• _PROMPT_: Below are some records; reproduce every one of them exactly.

• _ENTRIES_:
start
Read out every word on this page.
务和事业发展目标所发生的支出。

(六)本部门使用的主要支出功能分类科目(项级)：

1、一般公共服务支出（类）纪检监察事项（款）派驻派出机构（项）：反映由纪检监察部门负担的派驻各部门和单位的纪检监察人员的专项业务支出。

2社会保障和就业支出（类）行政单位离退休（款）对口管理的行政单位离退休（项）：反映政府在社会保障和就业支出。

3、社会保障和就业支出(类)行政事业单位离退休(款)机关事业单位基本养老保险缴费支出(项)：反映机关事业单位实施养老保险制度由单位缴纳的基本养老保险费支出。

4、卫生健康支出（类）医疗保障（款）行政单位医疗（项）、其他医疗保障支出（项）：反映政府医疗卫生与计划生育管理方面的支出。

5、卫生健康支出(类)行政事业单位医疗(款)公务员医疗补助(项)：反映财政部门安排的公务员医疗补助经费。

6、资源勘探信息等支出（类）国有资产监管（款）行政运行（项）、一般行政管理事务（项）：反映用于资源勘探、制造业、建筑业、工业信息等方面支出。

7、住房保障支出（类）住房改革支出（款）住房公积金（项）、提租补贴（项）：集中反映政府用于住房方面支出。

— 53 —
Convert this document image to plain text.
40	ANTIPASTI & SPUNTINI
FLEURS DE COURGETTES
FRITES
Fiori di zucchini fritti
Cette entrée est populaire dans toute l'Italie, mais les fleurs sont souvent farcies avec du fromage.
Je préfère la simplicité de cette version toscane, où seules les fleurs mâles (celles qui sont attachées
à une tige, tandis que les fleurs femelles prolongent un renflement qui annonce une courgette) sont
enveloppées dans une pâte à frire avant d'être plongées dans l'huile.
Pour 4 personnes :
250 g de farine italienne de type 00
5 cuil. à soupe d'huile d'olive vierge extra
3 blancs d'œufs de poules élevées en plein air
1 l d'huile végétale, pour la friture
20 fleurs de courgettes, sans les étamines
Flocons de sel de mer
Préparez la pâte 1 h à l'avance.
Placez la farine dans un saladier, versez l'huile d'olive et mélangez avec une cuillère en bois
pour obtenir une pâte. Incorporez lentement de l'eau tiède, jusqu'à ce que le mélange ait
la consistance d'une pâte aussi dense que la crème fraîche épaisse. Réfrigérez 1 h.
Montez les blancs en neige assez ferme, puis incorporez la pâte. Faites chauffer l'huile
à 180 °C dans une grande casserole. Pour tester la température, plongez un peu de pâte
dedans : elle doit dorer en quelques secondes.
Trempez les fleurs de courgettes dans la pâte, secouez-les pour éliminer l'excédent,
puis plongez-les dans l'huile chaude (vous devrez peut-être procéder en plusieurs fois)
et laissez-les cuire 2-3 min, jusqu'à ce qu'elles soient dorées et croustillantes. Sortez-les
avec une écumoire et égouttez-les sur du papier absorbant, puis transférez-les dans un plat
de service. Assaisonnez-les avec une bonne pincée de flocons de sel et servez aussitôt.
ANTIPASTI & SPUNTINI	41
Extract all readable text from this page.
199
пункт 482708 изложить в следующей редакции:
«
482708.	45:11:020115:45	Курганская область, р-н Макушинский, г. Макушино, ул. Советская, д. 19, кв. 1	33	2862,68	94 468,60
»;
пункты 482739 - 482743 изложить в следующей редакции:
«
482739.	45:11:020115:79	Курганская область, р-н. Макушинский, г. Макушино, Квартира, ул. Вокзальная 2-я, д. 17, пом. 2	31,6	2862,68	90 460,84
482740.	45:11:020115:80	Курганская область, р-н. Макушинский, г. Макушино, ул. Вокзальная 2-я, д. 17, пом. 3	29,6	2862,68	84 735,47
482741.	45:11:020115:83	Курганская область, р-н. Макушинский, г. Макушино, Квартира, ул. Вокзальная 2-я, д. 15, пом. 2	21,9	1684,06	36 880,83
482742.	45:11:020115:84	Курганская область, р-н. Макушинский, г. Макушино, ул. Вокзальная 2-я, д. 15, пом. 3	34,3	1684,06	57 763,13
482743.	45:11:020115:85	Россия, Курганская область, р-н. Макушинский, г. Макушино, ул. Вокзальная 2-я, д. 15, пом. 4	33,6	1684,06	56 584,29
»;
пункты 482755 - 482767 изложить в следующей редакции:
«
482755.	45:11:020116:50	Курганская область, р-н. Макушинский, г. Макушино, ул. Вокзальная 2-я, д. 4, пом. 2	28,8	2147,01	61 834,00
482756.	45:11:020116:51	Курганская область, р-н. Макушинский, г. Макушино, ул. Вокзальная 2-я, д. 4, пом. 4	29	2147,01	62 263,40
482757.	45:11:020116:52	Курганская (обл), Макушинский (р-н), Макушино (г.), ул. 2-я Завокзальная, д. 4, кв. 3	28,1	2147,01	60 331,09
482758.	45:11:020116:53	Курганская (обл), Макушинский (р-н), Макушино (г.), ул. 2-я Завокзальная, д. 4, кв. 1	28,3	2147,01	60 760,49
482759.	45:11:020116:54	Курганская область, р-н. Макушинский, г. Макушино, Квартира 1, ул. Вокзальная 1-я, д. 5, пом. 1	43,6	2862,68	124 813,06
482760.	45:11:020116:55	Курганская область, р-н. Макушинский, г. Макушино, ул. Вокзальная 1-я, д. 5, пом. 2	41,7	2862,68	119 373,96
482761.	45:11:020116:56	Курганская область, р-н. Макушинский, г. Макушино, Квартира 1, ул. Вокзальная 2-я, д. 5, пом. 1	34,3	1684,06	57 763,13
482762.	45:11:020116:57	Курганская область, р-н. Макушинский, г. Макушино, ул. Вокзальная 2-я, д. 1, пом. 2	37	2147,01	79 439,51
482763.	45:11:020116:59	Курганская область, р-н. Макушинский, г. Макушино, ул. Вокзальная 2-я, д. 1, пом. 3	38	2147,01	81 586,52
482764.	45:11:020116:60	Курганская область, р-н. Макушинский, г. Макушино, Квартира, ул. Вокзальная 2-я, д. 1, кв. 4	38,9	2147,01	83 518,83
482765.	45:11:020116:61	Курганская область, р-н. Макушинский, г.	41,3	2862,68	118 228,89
end
• _SOLUTION TO THIS EXERCISE_:
Read out every word on this page.
务和事业发展目标所发生的支出。

(六)本部门使用的主要支出功能分类科目(项级)：

1、一般公共服务支出（类）纪检监察事项（款）派驻派出机构（项）：反映由纪检监察部门负担的派驻各部门和单位的纪检监察人员的专项业务支出。

2社会保障和就业支出（类）行政单位离退休（款）对口管理的行政单位离退休（项）：反映政府在社会保障和就业支出。

3、社会保障和就业支出(类)行政事业单位离退休(款)机关事业单位基本养老保险缴费支出(项)：反映机关事业单位实施养老保险制度由单位缴纳的基本养老保险费支出。

4、卫生健康支出（类）医疗保障（款）行政单位医疗（项）、其他医疗保障支出（项）：反映政府医疗卫生与计划生育管理方面的支出。

5、卫生健康支出(类)行政事业单位医疗(款)公务员医疗补助(项)：反映财政部门安排的公务员医疗补助经费。

6、资源勘探信息等支出（类）国有资产监管（款）行政运行（项）、一般行政管理事务（项）：反映用于资源勘探、制造业、建筑业、工业信息等方面支出。

7、住房保障支出（类）住房改革支出（款）住房公积金（项）、提租补贴（项）：集中反映政府用于住房方面支出。

— 53 —
Convert this document image to plain text.
40	ANTIPASTI & SPUNTINI
FLEURS DE COURGETTES
FRITES
Fiori di zucchini fritti
Cette entrée est populaire dans toute l'Italie, mais les fleurs sont souvent farcies avec du fromage.
Je préfère la simplicité de cette version toscane, où seules les fleurs mâles (celles qui sont attachées
à une tige, tandis que les fleurs femelles prolongent un renflement qui annonce une courgette) sont
enveloppées dans une pâte à frire avant d'être plongées dans l'huile.
Pour 4 personnes :
250 g de farine italienne de type 00
5 cuil. à soupe d'huile d'olive vierge extra
3 blancs d'œufs de poules élevées en plein air
1 l d'huile végétale, pour la friture
20 fleurs de courgettes, sans les étamines
Flocons de sel de mer
Préparez la pâte 1 h à l'avance.
Placez la farine dans un saladier, versez l'huile d'olive et mélangez avec une cuillère en bois
pour obtenir une pâte. Incorporez lentement de l'eau tiède, jusqu'à ce que le mélange ait
la consistance d'une pâte aussi dense que la crème fraîche épaisse. Réfrigérez 1 h.
Montez les blancs en neige assez ferme, puis incorporez la pâte. Faites chauffer l'huile
à 180 °C dans une grande casserole. Pour tester la température, plongez un peu de pâte
dedans : elle doit dorer en quelques secondes.
Trempez les fleurs de courgettes dans la pâte, secouez-les pour éliminer l'excédent,
puis plongez-les dans l'huile chaude (vous devrez peut-être procéder en plusieurs fois)
et laissez-les cuire 2-3 min, jusqu'à ce qu'elles soient dorées et croustillantes. Sortez-les
avec une écumoire et égouttez-les sur du papier absorbant, puis transférez-les dans un plat
de service. Assaisonnez-les avec une bonne pincée de flocons de sel et servez aussitôt.
ANTIPASTI & SPUNTINI	41
Extract all readable text from this page.
199
пункт 482708 изложить в следующей редакции:
«
482708.	45:11:020115:45	Курганская область, р-н Макушинский, г. Макушино, ул. Советская, д. 19, кв. 1	33	2862,68	94 468,60
»;
пункты 482739 - 482743 изложить в следующей редакции:
«
482739.	45:11:020115:79	Курганская область, р-н. Макушинский, г. Макушино, Квартира, ул. Вокзальная 2-я, д. 17, пом. 2	31,6	2862,68	90 460,84
482740.	45:11:020115:80	Курганская область, р-н. Макушинский, г. Макушино, ул. Вокзальная 2-я, д. 17, пом. 3	29,6	2862,68	84 735,47
482741.	45:11:020115:83	Курганская область, р-н. Макушинский, г. Макушино, Квартира, ул. Вокзальная 2-я, д. 15, пом. 2	21,9	1684,06	36 880,83
482742.	45:11:020115:84	Курганская область, р-н. Макушинский, г. Макушино, ул. Вокзальная 2-я, д. 15, пом. 3	34,3	1684,06	57 763,13
482743.	45:11:020115:85	Россия, Курганская область, р-н. Макушинский, г. Макушино, ул. Вокзальная 2-я, д. 15, пом. 4	33,6	1684,06	56 584,29
»;
пункты 482755 - 482767 изложить в следующей редакции:
«
482755.	45:11:020116:50	Курганская область, р-н. Макушинский, г. Макушино, ул. Вокзальная 2-я, д. 4, пом. 2	28,8	2147,01	61 834,00
482756.	45:11:020116:51	Курганская область, р-н. Макушинский, г. Макушино, ул. Вокзальная 2-я, д. 4, пом. 4	29	2147,01	62 263,40
482757.	45:11:020116:52	Курганская (обл), Макушинский (р-н), Макушино (г.), ул. 2-я Завокзальная, д. 4, кв. 3	28,1	2147,01	60 331,09
482758.	45:11:020116:53	Курганская (обл), Макушинский (р-н), Макушино (г.), ул. 2-я Завокзальная, д. 4, кв. 1	28,3	2147,01	60 760,49
482759.	45:11:020116:54	Курганская область, р-н. Макушинский, г. Макушино, Квартира 1, ул. Вокзальная 1-я, д. 5, пом. 1	43,6	2862,68	124 813,06
482760.	45:11:020116:55	Курганская область, р-н. Макушинский, г. Макушино, ул. Вокзальная 1-я, д. 5, пом. 2	41,7	2862,68	119 373,96
482761.	45:11:020116:56	Курганская область, р-н. Макушинский, г. Макушино, Квартира 1, ул. Вокзальная 2-я, д. 5, пом. 1	34,3	1684,06	57 763,13
482762.	45:11:020116:57	Курганская область, р-н. Макушинский, г. Макушино, ул. Вокзальная 2-я, д. 1, пом. 2	37	2147,01	79 439,51
482763.	45:11:020116:59	Курганская область, р-н. Макушинский, г. Макушино, ул. Вокзальная 2-я, д. 1, пом. 3	38	2147,01	81 586,52
482764.	45:11:020116:60	Курганская область, р-н. Макушинский, г. Макушино, Квартира, ул. Вокзальная 2-я, д. 1, кв. 4	38,9	2147,01	83 518,83
482765.	45:11:020116:61	Курганская область, р-н. Макушинский, г.	41,3	2862,68	118 228,89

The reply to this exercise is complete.